(Recorded data)
________
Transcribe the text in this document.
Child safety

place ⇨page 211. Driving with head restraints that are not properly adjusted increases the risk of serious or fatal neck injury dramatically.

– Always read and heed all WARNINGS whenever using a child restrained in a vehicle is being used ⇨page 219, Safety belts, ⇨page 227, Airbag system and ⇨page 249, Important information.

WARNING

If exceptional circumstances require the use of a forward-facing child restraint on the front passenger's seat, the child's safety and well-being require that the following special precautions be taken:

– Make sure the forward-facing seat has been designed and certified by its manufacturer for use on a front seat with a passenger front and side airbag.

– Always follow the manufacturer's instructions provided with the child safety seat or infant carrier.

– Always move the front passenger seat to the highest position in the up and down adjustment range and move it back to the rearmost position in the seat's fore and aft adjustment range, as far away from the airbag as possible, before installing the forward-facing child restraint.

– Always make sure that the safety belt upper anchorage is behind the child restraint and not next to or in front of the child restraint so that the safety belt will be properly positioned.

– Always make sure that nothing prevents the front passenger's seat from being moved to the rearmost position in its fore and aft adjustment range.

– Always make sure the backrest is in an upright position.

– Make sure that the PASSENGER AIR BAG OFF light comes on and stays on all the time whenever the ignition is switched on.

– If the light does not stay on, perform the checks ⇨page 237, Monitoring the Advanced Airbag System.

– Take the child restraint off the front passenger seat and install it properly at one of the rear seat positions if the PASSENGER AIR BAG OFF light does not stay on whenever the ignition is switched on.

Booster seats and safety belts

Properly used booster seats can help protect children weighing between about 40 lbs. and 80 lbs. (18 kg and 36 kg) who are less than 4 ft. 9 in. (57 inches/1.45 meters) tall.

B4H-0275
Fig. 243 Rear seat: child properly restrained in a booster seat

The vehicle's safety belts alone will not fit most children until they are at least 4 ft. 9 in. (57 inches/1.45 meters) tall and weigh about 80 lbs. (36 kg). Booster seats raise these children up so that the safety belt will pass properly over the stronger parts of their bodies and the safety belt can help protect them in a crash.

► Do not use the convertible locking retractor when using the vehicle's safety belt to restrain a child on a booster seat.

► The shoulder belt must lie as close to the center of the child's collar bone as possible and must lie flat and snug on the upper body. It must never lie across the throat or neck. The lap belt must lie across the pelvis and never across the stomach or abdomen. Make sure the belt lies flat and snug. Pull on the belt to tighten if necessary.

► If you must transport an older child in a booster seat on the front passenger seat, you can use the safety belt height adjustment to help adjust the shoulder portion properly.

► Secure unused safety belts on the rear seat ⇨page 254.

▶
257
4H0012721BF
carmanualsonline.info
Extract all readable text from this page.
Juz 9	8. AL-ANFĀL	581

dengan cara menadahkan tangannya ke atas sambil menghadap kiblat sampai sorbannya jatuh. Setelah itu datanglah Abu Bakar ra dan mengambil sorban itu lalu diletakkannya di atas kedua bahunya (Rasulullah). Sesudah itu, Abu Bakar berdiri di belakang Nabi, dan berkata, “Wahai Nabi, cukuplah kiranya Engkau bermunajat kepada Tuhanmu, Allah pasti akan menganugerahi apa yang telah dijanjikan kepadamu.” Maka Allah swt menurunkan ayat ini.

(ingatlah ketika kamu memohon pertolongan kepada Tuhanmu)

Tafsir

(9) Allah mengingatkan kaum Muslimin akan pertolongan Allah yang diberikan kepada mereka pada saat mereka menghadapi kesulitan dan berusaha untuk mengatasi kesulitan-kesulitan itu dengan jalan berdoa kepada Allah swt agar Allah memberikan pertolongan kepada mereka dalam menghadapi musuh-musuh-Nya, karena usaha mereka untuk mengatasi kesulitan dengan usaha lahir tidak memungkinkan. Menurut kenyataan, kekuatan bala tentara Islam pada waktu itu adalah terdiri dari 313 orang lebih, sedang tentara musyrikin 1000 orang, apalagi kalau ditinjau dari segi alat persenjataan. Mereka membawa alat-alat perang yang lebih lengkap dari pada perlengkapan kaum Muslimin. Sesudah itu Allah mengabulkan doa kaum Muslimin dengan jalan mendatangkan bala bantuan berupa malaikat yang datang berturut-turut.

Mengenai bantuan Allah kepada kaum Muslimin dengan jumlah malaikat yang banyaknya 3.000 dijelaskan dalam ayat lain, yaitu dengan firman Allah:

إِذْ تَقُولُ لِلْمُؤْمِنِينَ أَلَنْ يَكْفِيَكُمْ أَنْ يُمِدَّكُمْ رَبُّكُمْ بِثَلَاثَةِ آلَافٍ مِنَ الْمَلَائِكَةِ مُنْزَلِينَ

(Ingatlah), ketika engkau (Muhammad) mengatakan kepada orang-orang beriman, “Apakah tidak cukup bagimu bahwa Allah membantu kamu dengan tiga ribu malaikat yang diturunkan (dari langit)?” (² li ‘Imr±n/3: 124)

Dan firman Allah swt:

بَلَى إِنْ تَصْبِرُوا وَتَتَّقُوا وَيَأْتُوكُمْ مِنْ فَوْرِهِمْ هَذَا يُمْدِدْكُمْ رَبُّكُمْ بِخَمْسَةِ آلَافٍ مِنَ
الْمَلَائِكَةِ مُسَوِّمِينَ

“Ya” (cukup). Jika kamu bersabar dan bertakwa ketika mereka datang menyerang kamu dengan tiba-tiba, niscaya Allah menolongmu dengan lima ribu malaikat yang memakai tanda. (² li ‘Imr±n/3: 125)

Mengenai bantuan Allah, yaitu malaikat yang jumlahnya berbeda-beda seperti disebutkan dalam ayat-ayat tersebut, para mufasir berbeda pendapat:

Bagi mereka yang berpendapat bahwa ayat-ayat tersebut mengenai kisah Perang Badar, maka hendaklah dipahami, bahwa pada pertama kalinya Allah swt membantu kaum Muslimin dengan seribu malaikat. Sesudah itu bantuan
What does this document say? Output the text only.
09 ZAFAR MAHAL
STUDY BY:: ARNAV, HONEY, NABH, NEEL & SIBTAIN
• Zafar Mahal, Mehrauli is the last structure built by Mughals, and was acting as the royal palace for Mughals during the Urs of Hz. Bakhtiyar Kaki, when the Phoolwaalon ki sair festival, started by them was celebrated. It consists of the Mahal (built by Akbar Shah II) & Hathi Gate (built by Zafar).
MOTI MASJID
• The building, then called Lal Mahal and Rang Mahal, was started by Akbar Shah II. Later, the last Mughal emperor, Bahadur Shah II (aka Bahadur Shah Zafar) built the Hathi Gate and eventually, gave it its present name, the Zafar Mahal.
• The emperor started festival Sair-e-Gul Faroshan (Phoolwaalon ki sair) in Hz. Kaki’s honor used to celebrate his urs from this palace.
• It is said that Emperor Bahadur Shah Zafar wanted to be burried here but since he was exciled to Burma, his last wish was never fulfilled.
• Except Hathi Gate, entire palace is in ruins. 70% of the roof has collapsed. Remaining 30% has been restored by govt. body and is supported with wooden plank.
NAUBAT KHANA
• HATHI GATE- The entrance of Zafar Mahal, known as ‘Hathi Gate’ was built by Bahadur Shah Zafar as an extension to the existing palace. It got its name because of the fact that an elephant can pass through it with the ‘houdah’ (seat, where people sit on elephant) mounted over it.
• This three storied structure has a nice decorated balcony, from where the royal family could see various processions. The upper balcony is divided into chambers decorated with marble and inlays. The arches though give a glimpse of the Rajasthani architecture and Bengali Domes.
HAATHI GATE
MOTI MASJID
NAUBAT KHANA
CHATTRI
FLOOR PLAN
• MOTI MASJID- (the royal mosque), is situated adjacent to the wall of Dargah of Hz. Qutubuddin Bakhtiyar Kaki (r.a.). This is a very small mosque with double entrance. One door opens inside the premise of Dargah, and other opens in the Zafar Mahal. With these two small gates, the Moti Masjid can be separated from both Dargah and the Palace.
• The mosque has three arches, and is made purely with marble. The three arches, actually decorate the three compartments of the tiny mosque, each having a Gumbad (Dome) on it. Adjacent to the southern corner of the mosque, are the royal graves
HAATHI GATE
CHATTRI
________
# Problem
Filter the records above for lines containing the word "last", and copy those lines.

# Written response
• Zafar Mahal, Mehrauli is the last structure built by Mughals, and was acting as the royal palace for Mughals during the Urs of Hz. Bakhtiyar Kaki, when the Phoolwaalon ki sair festival, started by them was celebrated. It consists of the Mahal (built by Akbar Shah II) & Hathi Gate (built by Zafar).
• The building, then called Lal Mahal and Rang Mahal, was started by Akbar Shah II. Later, the last Mughal emperor, Bahadur Shah II (aka Bahadur Shah Zafar) built the Hathi Gate and eventually, gave it its present name, the Zafar Mahal.
• It is said that Emperor Bahadur Shah Zafar wanted to be burried here but since he was exciled to Burma, his last wish was never fulfilled.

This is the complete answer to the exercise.